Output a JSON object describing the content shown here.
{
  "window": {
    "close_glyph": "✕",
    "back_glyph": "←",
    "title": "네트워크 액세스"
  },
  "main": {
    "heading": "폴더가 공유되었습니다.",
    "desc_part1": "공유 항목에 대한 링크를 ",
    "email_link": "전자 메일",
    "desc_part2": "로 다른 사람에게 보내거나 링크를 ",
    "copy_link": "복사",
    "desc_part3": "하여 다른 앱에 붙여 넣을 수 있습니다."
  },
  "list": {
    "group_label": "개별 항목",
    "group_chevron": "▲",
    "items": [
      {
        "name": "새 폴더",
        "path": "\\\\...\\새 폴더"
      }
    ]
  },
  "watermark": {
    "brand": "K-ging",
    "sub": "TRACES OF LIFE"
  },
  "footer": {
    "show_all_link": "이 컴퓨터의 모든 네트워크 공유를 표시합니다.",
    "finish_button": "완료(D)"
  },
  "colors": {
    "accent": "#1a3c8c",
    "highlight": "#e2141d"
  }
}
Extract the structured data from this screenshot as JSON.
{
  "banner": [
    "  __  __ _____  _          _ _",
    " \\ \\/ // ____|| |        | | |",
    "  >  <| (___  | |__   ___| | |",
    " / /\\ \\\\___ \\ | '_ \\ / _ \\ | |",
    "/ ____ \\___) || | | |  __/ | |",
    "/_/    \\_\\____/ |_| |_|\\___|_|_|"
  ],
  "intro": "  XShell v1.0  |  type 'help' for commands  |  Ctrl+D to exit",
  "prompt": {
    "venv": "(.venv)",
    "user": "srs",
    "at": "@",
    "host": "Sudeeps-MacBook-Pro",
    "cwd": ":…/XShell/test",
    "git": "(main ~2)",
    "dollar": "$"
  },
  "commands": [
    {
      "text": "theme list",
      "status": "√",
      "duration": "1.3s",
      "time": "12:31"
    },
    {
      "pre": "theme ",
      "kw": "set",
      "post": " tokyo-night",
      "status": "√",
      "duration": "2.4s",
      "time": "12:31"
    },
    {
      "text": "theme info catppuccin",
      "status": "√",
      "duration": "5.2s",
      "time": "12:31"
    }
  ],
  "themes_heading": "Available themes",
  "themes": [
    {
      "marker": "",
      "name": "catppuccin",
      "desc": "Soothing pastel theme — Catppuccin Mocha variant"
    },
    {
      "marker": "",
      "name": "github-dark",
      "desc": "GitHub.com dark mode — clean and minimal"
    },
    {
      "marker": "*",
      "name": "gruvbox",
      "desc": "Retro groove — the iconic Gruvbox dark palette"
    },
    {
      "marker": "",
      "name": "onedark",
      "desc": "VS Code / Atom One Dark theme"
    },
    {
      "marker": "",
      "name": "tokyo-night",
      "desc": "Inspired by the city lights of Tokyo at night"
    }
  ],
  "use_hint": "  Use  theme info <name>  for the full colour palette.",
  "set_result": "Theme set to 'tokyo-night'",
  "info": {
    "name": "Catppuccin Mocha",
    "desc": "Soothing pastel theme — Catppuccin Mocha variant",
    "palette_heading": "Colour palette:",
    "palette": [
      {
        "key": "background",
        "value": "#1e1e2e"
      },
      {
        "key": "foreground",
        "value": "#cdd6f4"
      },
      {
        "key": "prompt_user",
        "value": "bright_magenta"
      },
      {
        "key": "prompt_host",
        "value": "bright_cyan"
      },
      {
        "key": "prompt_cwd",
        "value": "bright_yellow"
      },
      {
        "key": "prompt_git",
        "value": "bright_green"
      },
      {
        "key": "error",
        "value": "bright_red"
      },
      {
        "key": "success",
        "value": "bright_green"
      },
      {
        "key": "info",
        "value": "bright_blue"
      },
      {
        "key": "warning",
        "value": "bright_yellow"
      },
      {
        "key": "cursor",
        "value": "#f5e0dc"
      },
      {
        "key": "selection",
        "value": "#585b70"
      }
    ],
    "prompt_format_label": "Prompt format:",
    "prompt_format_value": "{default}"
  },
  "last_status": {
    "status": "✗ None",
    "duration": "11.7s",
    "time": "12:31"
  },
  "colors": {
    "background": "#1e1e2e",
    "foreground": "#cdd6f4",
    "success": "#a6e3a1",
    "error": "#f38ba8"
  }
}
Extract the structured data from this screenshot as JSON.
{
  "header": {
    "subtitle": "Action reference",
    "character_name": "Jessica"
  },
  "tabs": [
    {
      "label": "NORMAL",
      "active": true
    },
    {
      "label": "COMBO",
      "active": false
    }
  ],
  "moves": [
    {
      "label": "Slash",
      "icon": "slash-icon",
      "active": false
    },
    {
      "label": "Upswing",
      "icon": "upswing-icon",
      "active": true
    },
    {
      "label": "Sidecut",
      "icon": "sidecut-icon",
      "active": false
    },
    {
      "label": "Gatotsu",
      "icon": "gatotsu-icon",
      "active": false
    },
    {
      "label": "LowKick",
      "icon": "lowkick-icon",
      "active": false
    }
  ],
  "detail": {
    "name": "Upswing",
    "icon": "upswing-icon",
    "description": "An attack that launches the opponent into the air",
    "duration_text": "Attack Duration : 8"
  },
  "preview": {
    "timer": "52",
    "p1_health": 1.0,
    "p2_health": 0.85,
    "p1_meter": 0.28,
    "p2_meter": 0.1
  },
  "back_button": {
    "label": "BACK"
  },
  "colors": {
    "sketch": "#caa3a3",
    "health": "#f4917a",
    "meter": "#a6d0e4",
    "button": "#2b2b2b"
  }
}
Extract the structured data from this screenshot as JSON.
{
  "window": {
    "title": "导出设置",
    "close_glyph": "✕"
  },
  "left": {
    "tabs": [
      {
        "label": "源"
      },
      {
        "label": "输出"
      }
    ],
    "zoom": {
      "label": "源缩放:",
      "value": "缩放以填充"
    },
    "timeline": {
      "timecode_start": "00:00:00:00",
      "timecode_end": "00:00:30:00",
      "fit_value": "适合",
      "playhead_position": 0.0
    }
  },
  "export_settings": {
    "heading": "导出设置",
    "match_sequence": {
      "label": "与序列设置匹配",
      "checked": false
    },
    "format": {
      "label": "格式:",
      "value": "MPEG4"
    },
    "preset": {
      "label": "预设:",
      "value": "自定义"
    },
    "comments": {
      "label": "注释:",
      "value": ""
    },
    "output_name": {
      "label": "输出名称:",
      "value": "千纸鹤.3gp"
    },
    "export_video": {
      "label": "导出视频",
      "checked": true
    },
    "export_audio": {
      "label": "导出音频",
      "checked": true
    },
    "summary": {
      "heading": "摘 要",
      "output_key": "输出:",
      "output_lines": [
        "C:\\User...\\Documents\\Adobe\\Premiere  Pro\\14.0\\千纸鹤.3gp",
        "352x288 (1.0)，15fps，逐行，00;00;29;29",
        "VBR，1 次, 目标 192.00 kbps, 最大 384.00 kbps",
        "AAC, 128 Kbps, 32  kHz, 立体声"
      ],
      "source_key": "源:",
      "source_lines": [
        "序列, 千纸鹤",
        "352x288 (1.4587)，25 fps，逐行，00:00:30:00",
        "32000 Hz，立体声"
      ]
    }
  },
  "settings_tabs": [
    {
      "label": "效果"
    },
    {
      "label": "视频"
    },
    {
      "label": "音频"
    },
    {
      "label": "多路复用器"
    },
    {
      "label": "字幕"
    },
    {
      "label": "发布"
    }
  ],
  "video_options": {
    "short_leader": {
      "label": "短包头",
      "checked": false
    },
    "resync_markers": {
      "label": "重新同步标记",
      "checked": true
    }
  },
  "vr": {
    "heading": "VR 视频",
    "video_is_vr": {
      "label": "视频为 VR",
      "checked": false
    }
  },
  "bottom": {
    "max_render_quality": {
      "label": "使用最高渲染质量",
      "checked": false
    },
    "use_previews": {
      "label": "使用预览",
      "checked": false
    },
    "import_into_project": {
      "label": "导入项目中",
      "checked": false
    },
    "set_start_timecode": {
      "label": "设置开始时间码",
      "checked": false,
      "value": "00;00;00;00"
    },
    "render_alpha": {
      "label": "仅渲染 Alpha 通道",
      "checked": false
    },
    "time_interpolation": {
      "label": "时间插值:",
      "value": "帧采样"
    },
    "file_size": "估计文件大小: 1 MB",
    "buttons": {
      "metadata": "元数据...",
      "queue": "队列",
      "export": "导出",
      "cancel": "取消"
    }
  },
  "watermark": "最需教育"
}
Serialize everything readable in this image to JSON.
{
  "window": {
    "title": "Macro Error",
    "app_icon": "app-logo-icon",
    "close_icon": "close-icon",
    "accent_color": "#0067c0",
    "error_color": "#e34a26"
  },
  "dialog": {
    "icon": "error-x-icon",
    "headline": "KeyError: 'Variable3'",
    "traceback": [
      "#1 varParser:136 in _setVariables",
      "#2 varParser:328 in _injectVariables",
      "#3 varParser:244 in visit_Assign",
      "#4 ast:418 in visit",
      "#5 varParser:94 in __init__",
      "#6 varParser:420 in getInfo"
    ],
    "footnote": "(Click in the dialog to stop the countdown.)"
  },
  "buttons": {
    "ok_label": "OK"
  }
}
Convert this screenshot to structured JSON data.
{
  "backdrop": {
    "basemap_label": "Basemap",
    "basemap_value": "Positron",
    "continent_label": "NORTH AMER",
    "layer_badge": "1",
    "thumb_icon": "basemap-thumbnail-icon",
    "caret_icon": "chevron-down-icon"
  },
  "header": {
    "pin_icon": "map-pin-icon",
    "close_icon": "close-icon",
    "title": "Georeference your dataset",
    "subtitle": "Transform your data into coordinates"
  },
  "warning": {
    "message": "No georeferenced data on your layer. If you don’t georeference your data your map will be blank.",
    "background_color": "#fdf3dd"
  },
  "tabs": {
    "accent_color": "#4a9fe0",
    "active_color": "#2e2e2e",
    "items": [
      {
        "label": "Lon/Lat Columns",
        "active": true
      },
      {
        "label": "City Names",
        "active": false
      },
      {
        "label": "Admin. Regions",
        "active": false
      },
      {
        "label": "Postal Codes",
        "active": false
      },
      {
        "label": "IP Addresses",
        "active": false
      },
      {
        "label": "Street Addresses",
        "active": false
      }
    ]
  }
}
◆ ◆ ◆ ◆
◆ Task to complete
Locate and copy each line in the data above that includes the word "your".

◆ Written reply
    "title": "Georeference your dataset",
    "subtitle": "Transform your data into coordinates"
    "message": "No georeferenced data on your layer. If you don’t georeference your data your map will be blank.",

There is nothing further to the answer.